[Your goal]
Pull every line containing the word "driver" from the records.
▬▬▬▬▬▬▬▬▬▬
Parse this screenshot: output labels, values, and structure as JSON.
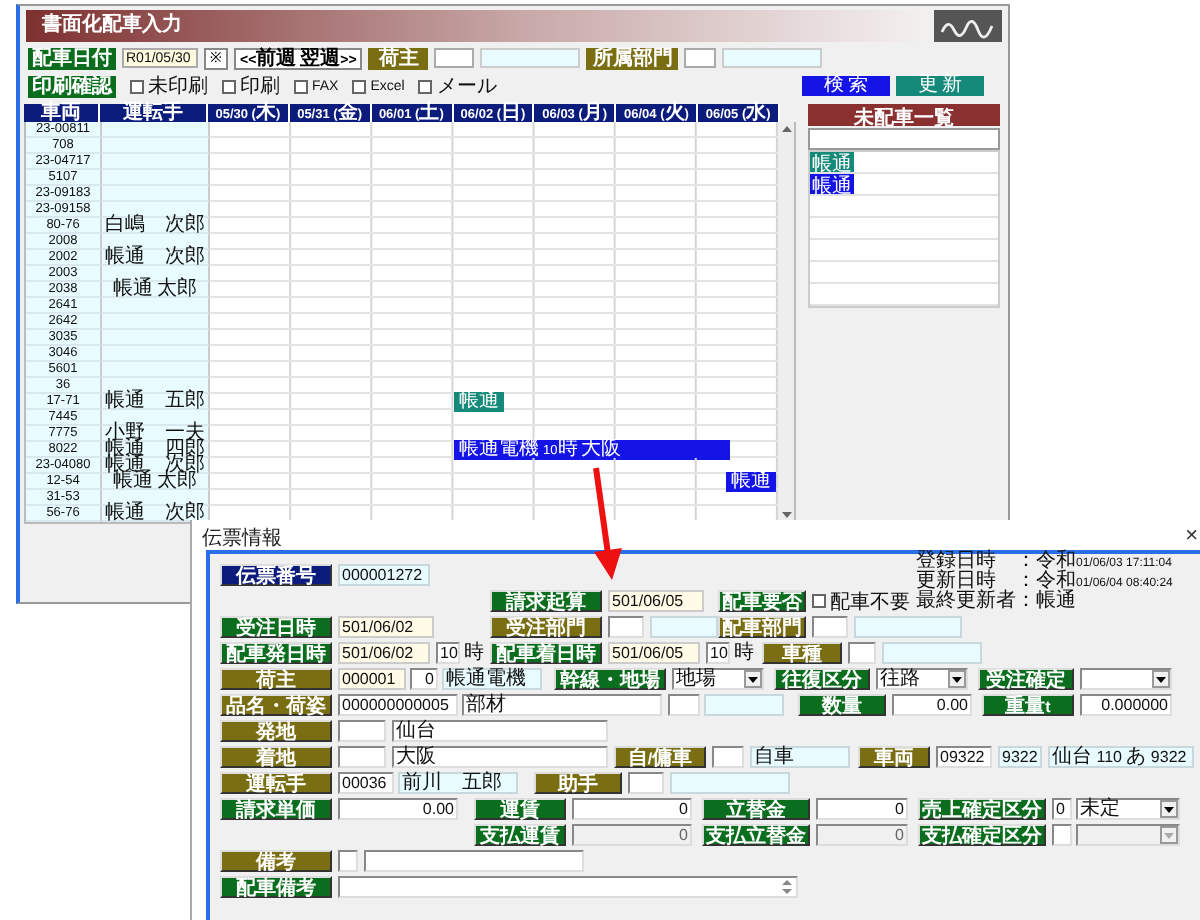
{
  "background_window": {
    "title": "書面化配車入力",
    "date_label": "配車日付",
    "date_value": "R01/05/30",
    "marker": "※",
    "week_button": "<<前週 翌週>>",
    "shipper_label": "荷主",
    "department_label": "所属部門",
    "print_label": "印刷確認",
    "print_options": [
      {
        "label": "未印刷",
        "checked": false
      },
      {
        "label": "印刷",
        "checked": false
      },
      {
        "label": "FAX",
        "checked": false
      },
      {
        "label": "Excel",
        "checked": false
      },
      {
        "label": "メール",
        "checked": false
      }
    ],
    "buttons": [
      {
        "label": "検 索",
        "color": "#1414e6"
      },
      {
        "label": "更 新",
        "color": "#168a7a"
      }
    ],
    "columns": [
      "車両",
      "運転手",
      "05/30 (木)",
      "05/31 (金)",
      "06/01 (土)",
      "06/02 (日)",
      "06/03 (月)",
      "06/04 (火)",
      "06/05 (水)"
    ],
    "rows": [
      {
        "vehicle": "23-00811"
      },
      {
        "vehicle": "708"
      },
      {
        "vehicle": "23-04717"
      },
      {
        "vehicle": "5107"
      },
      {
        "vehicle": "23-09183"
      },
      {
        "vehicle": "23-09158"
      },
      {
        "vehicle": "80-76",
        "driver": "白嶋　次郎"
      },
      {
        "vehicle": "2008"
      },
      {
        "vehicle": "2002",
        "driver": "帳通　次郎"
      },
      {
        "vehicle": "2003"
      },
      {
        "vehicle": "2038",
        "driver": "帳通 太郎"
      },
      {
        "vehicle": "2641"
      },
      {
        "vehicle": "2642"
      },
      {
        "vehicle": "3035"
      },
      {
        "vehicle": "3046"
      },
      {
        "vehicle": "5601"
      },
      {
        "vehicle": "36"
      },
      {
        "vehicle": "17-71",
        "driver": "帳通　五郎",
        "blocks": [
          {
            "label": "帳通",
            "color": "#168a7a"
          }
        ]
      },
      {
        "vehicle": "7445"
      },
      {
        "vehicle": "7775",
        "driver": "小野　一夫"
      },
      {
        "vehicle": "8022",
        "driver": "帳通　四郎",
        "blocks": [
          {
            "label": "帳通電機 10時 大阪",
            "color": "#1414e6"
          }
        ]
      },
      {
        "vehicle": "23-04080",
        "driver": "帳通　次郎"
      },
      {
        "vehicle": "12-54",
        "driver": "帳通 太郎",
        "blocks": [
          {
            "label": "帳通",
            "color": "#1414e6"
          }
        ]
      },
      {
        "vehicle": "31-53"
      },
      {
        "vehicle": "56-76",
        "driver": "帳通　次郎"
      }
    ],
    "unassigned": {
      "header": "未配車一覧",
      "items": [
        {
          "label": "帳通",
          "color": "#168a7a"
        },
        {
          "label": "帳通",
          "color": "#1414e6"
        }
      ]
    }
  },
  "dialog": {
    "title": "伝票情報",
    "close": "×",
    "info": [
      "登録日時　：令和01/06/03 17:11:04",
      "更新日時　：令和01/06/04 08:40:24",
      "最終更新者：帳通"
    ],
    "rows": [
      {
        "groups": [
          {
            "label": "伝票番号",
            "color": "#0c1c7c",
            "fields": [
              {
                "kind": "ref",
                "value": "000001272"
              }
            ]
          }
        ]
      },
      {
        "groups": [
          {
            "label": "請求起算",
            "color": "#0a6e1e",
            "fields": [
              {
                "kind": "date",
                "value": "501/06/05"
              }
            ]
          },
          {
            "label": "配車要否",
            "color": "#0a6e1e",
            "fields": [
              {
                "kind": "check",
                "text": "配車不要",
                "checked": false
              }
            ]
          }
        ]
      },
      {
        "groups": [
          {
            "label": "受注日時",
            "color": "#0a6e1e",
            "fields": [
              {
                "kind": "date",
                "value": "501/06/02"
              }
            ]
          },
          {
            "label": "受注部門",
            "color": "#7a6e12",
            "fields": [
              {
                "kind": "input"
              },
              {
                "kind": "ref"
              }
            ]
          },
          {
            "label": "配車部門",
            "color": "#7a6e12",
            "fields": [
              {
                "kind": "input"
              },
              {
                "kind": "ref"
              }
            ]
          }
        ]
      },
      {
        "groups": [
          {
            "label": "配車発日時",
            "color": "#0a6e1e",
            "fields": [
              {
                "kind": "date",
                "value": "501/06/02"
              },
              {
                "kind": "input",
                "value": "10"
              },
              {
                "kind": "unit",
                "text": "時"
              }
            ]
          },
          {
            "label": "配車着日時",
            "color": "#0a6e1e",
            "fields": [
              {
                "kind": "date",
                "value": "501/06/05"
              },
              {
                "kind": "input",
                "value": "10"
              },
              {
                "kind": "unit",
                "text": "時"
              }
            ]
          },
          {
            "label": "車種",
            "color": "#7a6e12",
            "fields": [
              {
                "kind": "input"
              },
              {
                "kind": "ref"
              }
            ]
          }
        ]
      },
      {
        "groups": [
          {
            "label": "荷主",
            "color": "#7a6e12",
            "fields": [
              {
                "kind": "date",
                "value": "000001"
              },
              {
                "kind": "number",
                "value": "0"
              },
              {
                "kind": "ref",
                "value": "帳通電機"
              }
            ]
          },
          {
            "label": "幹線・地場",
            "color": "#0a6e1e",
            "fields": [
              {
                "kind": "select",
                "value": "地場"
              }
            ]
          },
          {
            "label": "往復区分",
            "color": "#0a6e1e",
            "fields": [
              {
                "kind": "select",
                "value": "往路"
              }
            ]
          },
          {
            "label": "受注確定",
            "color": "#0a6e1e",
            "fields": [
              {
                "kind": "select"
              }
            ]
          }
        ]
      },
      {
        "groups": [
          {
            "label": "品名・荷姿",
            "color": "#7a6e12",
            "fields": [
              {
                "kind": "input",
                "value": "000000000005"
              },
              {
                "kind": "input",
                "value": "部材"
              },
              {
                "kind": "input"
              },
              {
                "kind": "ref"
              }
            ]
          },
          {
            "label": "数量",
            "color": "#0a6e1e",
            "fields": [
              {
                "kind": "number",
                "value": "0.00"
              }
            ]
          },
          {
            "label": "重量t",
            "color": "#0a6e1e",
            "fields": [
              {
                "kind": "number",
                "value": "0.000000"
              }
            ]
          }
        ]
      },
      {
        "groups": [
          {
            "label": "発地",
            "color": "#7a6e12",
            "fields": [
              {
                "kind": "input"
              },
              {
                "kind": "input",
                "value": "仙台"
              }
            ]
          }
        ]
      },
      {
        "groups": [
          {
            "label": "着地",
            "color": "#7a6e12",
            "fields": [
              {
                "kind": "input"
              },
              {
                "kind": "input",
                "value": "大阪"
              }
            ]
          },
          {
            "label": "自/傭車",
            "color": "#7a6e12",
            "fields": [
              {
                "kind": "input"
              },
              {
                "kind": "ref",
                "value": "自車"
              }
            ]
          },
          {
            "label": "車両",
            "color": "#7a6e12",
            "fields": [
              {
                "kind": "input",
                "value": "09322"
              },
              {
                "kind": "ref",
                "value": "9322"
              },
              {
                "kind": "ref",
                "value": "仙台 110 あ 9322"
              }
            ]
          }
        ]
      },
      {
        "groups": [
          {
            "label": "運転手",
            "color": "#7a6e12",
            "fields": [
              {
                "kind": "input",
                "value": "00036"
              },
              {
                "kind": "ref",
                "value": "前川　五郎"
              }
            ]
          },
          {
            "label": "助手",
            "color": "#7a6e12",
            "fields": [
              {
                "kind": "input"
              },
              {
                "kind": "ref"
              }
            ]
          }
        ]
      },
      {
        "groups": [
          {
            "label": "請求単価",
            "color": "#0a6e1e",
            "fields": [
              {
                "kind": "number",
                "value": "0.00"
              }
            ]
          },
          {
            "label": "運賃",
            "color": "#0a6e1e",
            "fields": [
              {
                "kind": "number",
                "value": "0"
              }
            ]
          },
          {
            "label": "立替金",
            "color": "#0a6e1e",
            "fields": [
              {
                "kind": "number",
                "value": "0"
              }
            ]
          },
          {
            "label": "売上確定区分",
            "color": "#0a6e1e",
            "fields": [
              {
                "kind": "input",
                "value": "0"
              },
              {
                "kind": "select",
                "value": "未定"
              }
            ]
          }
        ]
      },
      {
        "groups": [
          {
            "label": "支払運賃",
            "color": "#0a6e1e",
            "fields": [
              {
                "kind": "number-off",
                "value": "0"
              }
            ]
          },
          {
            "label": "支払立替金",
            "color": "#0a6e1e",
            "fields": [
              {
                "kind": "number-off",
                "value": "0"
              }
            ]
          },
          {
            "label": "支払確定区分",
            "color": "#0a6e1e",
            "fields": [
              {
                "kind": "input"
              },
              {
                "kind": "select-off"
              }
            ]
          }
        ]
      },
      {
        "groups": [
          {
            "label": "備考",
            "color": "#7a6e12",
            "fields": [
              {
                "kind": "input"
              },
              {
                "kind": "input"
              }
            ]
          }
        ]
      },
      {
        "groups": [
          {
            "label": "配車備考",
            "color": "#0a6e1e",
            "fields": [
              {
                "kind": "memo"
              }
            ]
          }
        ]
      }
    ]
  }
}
▬▬▬▬▬▬▬▬▬▬
[Result below]
        "driver": "白嶋　次郎"
        "driver": "帳通　次郎"
        "driver": "帳通 太郎"
        "driver": "帳通　五郎",
        "driver": "小野　一夫"
        "driver": "帳通　四郎",
        "driver": "帳通　次郎"
        "driver": "帳通 太郎",
        "driver": "帳通　次郎"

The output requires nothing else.